— begin —

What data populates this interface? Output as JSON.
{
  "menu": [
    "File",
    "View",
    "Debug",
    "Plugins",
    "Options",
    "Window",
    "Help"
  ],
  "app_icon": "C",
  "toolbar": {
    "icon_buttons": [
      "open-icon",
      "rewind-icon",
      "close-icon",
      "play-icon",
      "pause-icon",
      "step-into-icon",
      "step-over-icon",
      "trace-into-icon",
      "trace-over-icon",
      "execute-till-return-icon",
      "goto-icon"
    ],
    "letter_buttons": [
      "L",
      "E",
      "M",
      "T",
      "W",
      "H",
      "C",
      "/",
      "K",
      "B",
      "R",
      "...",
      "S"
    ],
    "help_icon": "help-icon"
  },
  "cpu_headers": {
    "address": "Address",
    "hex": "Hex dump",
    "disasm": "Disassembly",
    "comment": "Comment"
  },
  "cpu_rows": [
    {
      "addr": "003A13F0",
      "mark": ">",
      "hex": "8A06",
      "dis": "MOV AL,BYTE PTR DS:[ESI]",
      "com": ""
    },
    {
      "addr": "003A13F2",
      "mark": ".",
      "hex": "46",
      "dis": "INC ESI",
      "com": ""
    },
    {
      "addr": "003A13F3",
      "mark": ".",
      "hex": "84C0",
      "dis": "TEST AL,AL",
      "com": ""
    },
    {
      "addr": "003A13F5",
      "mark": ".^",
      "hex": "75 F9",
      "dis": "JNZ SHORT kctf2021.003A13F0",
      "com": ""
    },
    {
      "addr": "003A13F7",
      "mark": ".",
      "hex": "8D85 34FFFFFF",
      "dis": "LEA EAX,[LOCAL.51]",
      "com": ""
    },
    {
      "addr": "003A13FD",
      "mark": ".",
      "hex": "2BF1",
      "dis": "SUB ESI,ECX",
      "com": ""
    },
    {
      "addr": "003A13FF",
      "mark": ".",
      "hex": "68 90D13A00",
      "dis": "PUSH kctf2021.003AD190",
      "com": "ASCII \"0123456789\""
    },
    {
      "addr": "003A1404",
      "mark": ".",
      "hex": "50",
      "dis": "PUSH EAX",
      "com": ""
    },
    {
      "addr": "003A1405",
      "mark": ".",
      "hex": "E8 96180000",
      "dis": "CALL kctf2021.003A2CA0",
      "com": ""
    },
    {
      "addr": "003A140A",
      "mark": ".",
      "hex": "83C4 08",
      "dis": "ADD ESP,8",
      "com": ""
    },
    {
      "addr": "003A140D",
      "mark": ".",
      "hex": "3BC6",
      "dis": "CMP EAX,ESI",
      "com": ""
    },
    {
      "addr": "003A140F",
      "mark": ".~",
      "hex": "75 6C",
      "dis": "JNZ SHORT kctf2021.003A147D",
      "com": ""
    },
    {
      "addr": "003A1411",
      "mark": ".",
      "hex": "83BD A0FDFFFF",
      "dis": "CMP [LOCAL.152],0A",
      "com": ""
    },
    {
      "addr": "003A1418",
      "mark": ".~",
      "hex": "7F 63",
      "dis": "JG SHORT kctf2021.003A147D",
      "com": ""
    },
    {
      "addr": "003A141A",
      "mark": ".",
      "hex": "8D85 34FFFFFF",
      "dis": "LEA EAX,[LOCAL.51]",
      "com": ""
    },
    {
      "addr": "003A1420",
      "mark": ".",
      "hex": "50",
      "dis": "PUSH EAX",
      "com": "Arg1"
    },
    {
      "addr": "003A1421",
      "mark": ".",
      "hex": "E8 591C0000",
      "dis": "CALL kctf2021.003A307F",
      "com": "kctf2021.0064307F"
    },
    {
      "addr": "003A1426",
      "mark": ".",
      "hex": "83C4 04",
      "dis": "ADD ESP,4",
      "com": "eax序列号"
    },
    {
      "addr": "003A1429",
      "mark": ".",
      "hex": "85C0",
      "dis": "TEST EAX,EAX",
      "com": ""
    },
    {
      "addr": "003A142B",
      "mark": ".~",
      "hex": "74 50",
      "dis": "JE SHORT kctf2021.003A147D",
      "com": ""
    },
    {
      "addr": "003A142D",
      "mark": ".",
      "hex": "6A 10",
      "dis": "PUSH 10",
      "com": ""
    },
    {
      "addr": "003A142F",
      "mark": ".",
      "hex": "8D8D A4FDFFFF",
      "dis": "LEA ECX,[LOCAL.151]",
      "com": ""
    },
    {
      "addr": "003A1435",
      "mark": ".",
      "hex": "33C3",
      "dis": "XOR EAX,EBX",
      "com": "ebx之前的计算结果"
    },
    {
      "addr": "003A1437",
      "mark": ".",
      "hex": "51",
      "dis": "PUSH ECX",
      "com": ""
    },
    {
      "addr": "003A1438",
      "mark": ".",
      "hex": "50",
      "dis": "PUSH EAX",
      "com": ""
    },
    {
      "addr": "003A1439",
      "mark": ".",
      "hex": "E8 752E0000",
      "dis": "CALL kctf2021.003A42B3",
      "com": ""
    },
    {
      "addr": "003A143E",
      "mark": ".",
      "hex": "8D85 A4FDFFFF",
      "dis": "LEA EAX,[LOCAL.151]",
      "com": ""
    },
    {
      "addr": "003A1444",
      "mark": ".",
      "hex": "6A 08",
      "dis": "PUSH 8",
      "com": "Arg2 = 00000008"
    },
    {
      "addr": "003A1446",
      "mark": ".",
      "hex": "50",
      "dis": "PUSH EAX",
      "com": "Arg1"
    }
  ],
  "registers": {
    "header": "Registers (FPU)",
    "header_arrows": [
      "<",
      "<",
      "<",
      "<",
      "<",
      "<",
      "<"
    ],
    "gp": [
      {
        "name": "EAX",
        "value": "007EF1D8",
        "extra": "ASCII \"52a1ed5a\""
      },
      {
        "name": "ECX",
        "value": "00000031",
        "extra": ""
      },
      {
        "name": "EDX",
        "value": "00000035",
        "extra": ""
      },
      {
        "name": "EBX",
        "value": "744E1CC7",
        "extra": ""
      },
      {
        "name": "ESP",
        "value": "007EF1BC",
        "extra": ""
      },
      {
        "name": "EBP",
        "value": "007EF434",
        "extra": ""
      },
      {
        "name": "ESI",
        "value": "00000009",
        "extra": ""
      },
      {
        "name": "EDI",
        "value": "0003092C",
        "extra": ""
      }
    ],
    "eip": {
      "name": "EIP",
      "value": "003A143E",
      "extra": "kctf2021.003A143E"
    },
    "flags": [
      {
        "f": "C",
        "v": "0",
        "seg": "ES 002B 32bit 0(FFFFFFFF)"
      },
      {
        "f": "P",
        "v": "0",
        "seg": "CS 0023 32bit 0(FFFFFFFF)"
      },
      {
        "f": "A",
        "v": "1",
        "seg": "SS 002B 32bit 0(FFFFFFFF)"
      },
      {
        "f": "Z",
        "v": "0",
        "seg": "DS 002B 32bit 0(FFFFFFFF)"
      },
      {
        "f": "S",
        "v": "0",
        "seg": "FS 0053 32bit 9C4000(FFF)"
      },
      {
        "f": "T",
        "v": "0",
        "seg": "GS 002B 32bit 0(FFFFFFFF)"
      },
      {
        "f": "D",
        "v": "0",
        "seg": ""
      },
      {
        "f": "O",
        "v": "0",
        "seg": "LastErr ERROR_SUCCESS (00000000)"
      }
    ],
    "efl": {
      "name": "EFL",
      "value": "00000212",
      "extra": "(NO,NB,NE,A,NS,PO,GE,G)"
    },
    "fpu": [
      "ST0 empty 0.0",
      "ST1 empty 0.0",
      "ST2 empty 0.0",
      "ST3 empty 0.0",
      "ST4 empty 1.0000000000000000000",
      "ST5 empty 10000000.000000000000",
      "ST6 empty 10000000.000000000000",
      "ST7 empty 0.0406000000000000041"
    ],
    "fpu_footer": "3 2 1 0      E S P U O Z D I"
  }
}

— end —

Copy every record exactly, with nothing added or dropped.

What data populates this interface? Output as JSON.
{
  "menu": [
    "File",
    "View",
    "Debug",
    "Plugins",
    "Options",
    "Window",
    "Help"
  ],
  "app_icon": "C",
  "toolbar": {
    "icon_buttons": [
      "open-icon",
      "rewind-icon",
      "close-icon",
      "play-icon",
      "pause-icon",
      "step-into-icon",
      "step-over-icon",
      "trace-into-icon",
      "trace-over-icon",
      "execute-till-return-icon",
      "goto-icon"
    ],
    "letter_buttons": [
      "L",
      "E",
      "M",
      "T",
      "W",
      "H",
      "C",
      "/",
      "K",
      "B",
      "R",
      "...",
      "S"
    ],
    "help_icon": "help-icon"
  },
  "cpu_headers": {
    "address": "Address",
    "hex": "Hex dump",
    "disasm": "Disassembly",
    "comment": "Comment"
  },
  "cpu_rows": [
    {
      "addr": "003A13F0",
      "mark": ">",
      "hex": "8A06",
      "dis": "MOV AL,BYTE PTR DS:[ESI]",
      "com": ""
    },
    {
      "addr": "003A13F2",
      "mark": ".",
      "hex": "46",
      "dis": "INC ESI",
      "com": ""
    },
    {
      "addr": "003A13F3",
      "mark": ".",
      "hex": "84C0",
      "dis": "TEST AL,AL",
      "com": ""
    },
    {
      "addr": "003A13F5",
      "mark": ".^",
      "hex": "75 F9",
      "dis": "JNZ SHORT kctf2021.003A13F0",
      "com": ""
    },
    {
      "addr": "003A13F7",
      "mark": ".",
      "hex": "8D85 34FFFFFF",
      "dis": "LEA EAX,[LOCAL.51]",
      "com": ""
    },
    {
      "addr": "003A13FD",
      "mark": ".",
      "hex": "2BF1",
      "dis": "SUB ESI,ECX",
      "com": ""
    },
    {
      "addr": "003A13FF",
      "mark": ".",
      "hex": "68 90D13A00",
      "dis": "PUSH kctf2021.003AD190",
      "com": "ASCII \"0123456789\""
    },
    {
      "addr": "003A1404",
      "mark": ".",
      "hex": "50",
      "dis": "PUSH EAX",
      "com": ""
    },
    {
      "addr": "003A1405",
      "mark": ".",
      "hex": "E8 96180000",
      "dis": "CALL kctf2021.003A2CA0",
      "com": ""
    },
    {
      "addr": "003A140A",
      "mark": ".",
      "hex": "83C4 08",
      "dis": "ADD ESP,8",
      "com": ""
    },
    {
      "addr": "003A140D",
      "mark": ".",
      "hex": "3BC6",
      "dis": "CMP EAX,ESI",
      "com": ""
    },
    {
      "addr": "003A140F",
      "mark": ".~",
      "hex": "75 6C",
      "dis": "JNZ SHORT kctf2021.003A147D",
      "com": ""
    },
    {
      "addr": "003A1411",
      "mark": ".",
      "hex": "83BD A0FDFFFF",
      "dis": "CMP [LOCAL.152],0A",
      "com": ""
    },
    {
      "addr": "003A1418",
      "mark": ".~",
      "hex": "7F 63",
      "dis": "JG SHORT kctf2021.003A147D",
      "com": ""
    },
    {
      "addr": "003A141A",
      "mark": ".",
      "hex": "8D85 34FFFFFF",
      "dis": "LEA EAX,[LOCAL.51]",
      "com": ""
    },
    {
      "addr": "003A1420",
      "mark": ".",
      "hex": "50",
      "dis": "PUSH EAX",
      "com": "Arg1"
    },
    {
      "addr": "003A1421",
      "mark": ".",
      "hex": "E8 591C0000",
      "dis": "CALL kctf2021.003A307F",
      "com": "kctf2021.0064307F"
    },
    {
      "addr": "003A1426",
      "mark": ".",
      "hex": "83C4 04",
      "dis": "ADD ESP,4",
      "com": "eax序列号"
    },
    {
      "addr": "003A1429",
      "mark": ".",
      "hex": "85C0",
      "dis": "TEST EAX,EAX",
      "com": ""
    },
    {
      "addr": "003A142B",
      "mark": ".~",
      "hex": "74 50",
      "dis": "JE SHORT kctf2021.003A147D",
      "com": ""
    },
    {
      "addr": "003A142D",
      "mark": ".",
      "hex": "6A 10",
      "dis": "PUSH 10",
      "com": ""
    },
    {
      "addr": "003A142F",
      "mark": ".",
      "hex": "8D8D A4FDFFFF",
      "dis": "LEA ECX,[LOCAL.151]",
      "com": ""
    },
    {
      "addr": "003A1435",
      "mark": ".",
      "hex": "33C3",
      "dis": "XOR EAX,EBX",
      "com": "ebx之前的计算结果"
    },
    {
      "addr": "003A1437",
      "mark": ".",
      "hex": "51",
      "dis": "PUSH ECX",
      "com": ""
    },
    {
      "addr": "003A1438",
      "mark": ".",
      "hex": "50",
      "dis": "PUSH EAX",
      "com": ""
    },
    {
      "addr": "003A1439",
      "mark": ".",
      "hex": "E8 752E0000",
      "dis": "CALL kctf2021.003A42B3",
      "com": ""
    },
    {
      "addr": "003A143E",
      "mark": ".",
      "hex": "8D85 A4FDFFFF",
      "dis": "LEA EAX,[LOCAL.151]",
      "com": ""
    },
    {
      "addr": "003A1444",
      "mark": ".",
      "hex": "6A 08",
      "dis": "PUSH 8",
      "com": "Arg2 = 00000008"
    },
    {
      "addr": "003A1446",
      "mark": ".",
      "hex": "50",
      "dis": "PUSH EAX",
      "com": "Arg1"
    }
  ],
  "registers": {
    "header": "Registers (FPU)",
    "header_arrows": [
      "<",
      "<",
      "<",
      "<",
      "<",
      "<",
      "<"
    ],
    "gp": [
      {
        "name": "EAX",
        "value": "007EF1D8",
        "extra": "ASCII \"52a1ed5a\""
      },
      {
        "name": "ECX",
        "value": "00000031",
        "extra": ""
      },
      {
        "name": "EDX",
        "value": "00000035",
        "extra": ""
      },
      {
        "name": "EBX",
        "value": "744E1CC7",
        "extra": ""
      },
      {
        "name": "ESP",
        "value": "007EF1BC",
        "extra": ""
      },
      {
        "name": "EBP",
        "value": "007EF434",
        "extra": ""
      },
      {
        "name": "ESI",
        "value": "00000009",
        "extra": ""
      },
      {
        "name": "EDI",
        "value": "0003092C",
        "extra": ""
      }
    ],
    "eip": {
      "name": "EIP",
      "value": "003A143E",
      "extra": "kctf2021.003A143E"
    },
    "flags": [
      {
        "f": "C",
        "v": "0",
        "seg": "ES 002B 32bit 0(FFFFFFFF)"
      },
      {
        "f": "P",
        "v": "0",
        "seg": "CS 0023 32bit 0(FFFFFFFF)"
      },
      {
        "f": "A",
        "v": "1",
        "seg": "SS 002B 32bit 0(FFFFFFFF)"
      },
      {
        "f": "Z",
        "v": "0",
        "seg": "DS 002B 32bit 0(FFFFFFFF)"
      },
      {
        "f": "S",
        "v": "0",
        "seg": "FS 0053 32bit 9C4000(FFF)"
      },
      {
        "f": "T",
        "v": "0",
        "seg": "GS 002B 32bit 0(FFFFFFFF)"
      },
      {
        "f": "D",
        "v": "0",
        "seg": ""
      },
      {
        "f": "O",
        "v": "0",
        "seg": "LastErr ERROR_SUCCESS (00000000)"
      }
    ],
    "efl": {
      "name": "EFL",
      "value": "00000212",
      "extra": "(NO,NB,NE,A,NS,PO,GE,G)"
    },
    "fpu": [
      "ST0 empty 0.0",
      "ST1 empty 0.0",
      "ST2 empty 0.0",
      "ST3 empty 0.0",
      "ST4 empty 1.0000000000000000000",
      "ST5 empty 10000000.000000000000",
      "ST6 empty 10000000.000000000000",
      "ST7 empty 0.0406000000000000041"
    ],
    "fpu_footer": "3 2 1 0      E S P U O Z D I"
  }
}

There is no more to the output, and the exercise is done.